Give an exact transcription of every line, dropping the images.

Dataset listings of figures
--- BEGIN ---

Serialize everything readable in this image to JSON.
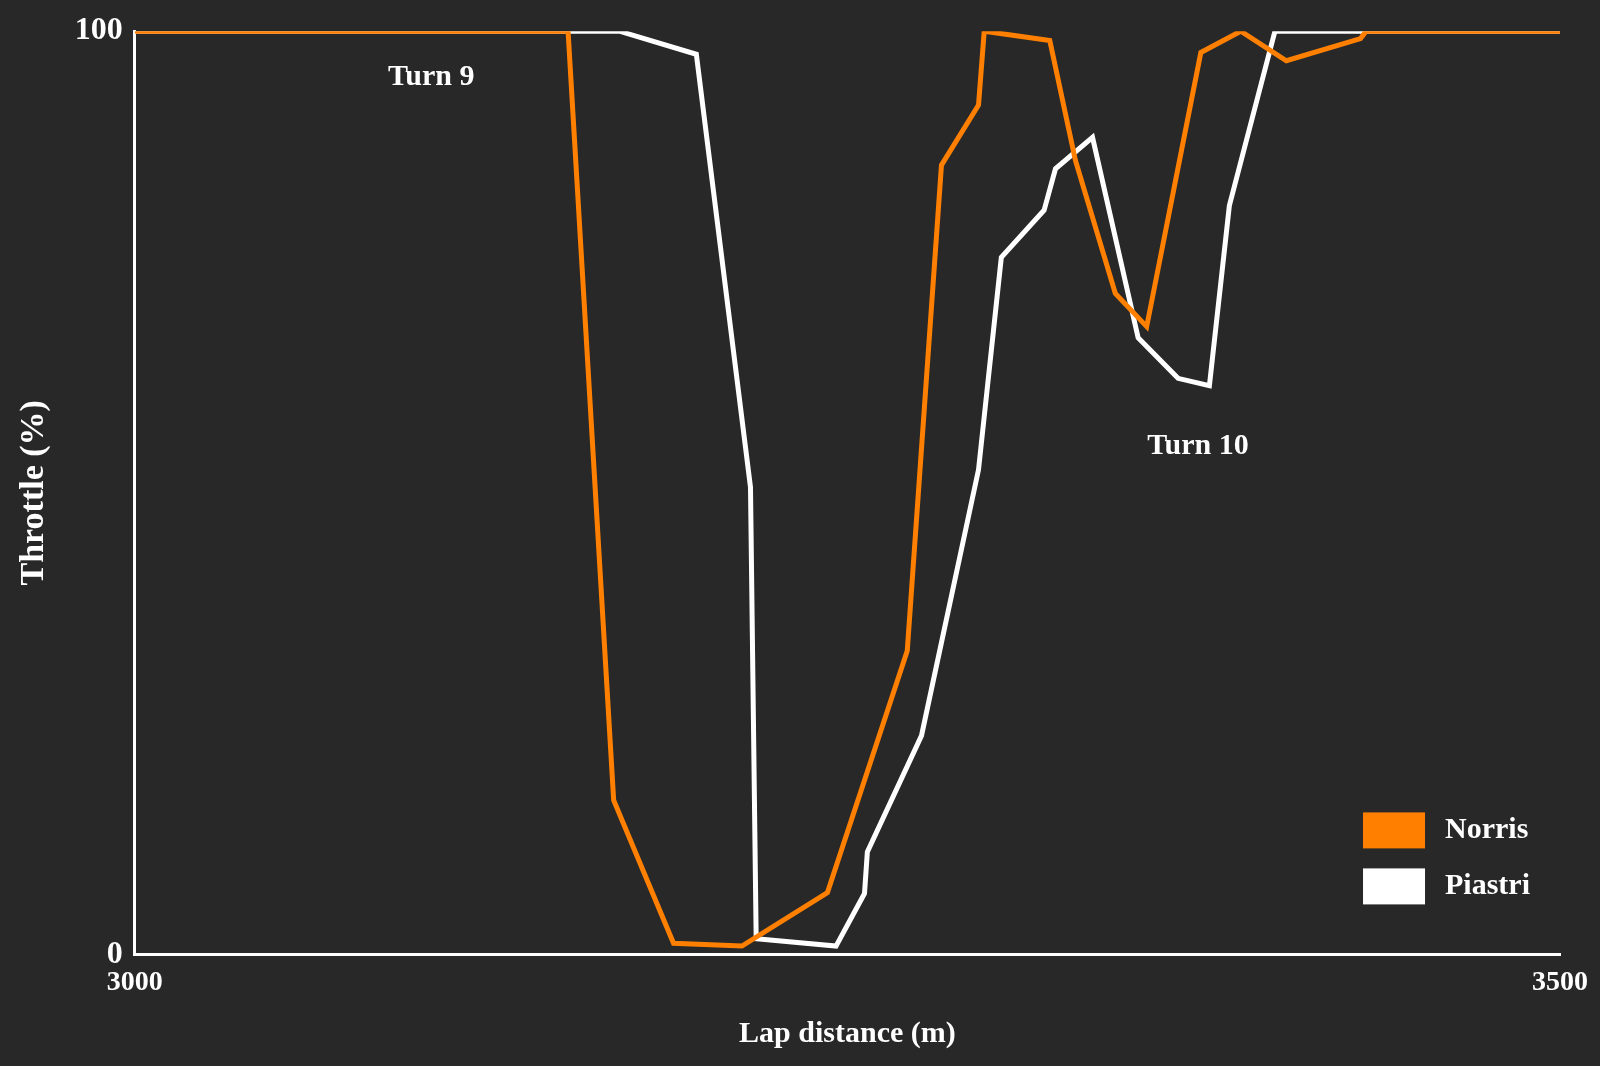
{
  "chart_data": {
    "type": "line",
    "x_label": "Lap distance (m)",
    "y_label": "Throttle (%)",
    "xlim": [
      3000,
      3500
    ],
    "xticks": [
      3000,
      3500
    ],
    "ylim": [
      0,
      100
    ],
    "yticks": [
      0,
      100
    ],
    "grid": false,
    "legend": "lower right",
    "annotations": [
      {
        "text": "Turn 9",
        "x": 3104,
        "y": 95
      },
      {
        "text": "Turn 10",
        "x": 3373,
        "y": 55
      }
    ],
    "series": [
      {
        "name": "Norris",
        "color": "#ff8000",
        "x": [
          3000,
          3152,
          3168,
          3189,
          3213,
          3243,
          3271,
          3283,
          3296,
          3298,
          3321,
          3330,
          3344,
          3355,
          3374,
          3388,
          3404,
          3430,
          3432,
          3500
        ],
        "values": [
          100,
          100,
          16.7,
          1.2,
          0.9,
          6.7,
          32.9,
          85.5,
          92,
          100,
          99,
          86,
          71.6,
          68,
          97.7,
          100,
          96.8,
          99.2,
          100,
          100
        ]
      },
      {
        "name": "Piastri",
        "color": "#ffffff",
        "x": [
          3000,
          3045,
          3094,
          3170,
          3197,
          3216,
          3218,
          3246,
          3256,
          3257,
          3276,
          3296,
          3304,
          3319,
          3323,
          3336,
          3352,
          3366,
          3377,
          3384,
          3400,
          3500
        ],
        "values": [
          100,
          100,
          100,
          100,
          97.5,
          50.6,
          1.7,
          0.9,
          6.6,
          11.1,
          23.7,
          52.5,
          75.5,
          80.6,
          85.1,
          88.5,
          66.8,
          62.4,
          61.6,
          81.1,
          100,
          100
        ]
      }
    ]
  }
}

--- END ---

> **Expected answer**:
Serialize everything readable in this image to JSON.
{
  "chart_data": {
    "type": "line",
    "x_label": "Lap distance (m)",
    "y_label": "Throttle (%)",
    "xlim": [
      3000,
      3500
    ],
    "xticks": [
      3000,
      3500
    ],
    "ylim": [
      0,
      100
    ],
    "yticks": [
      0,
      100
    ],
    "grid": false,
    "legend": "lower right",
    "annotations": [
      {
        "text": "Turn 9",
        "x": 3104,
        "y": 95
      },
      {
        "text": "Turn 10",
        "x": 3373,
        "y": 55
      }
    ],
    "series": [
      {
        "name": "Norris",
        "color": "#ff8000",
        "x": [
          3000,
          3152,
          3168,
          3189,
          3213,
          3243,
          3271,
          3283,
          3296,
          3298,
          3321,
          3330,
          3344,
          3355,
          3374,
          3388,
          3404,
          3430,
          3432,
          3500
        ],
        "values": [
          100,
          100,
          16.7,
          1.2,
          0.9,
          6.7,
          32.9,
          85.5,
          92,
          100,
          99,
          86,
          71.6,
          68,
          97.7,
          100,
          96.8,
          99.2,
          100,
          100
        ]
      },
      {
        "name": "Piastri",
        "color": "#ffffff",
        "x": [
          3000,
          3045,
          3094,
          3170,
          3197,
          3216,
          3218,
          3246,
          3256,
          3257,
          3276,
          3296,
          3304,
          3319,
          3323,
          3336,
          3352,
          3366,
          3377,
          3384,
          3400,
          3500
        ],
        "values": [
          100,
          100,
          100,
          100,
          97.5,
          50.6,
          1.7,
          0.9,
          6.6,
          11.1,
          23.7,
          52.5,
          75.5,
          80.6,
          85.1,
          88.5,
          66.8,
          62.4,
          61.6,
          81.1,
          100,
          100
        ]
      }
    ]
  }
}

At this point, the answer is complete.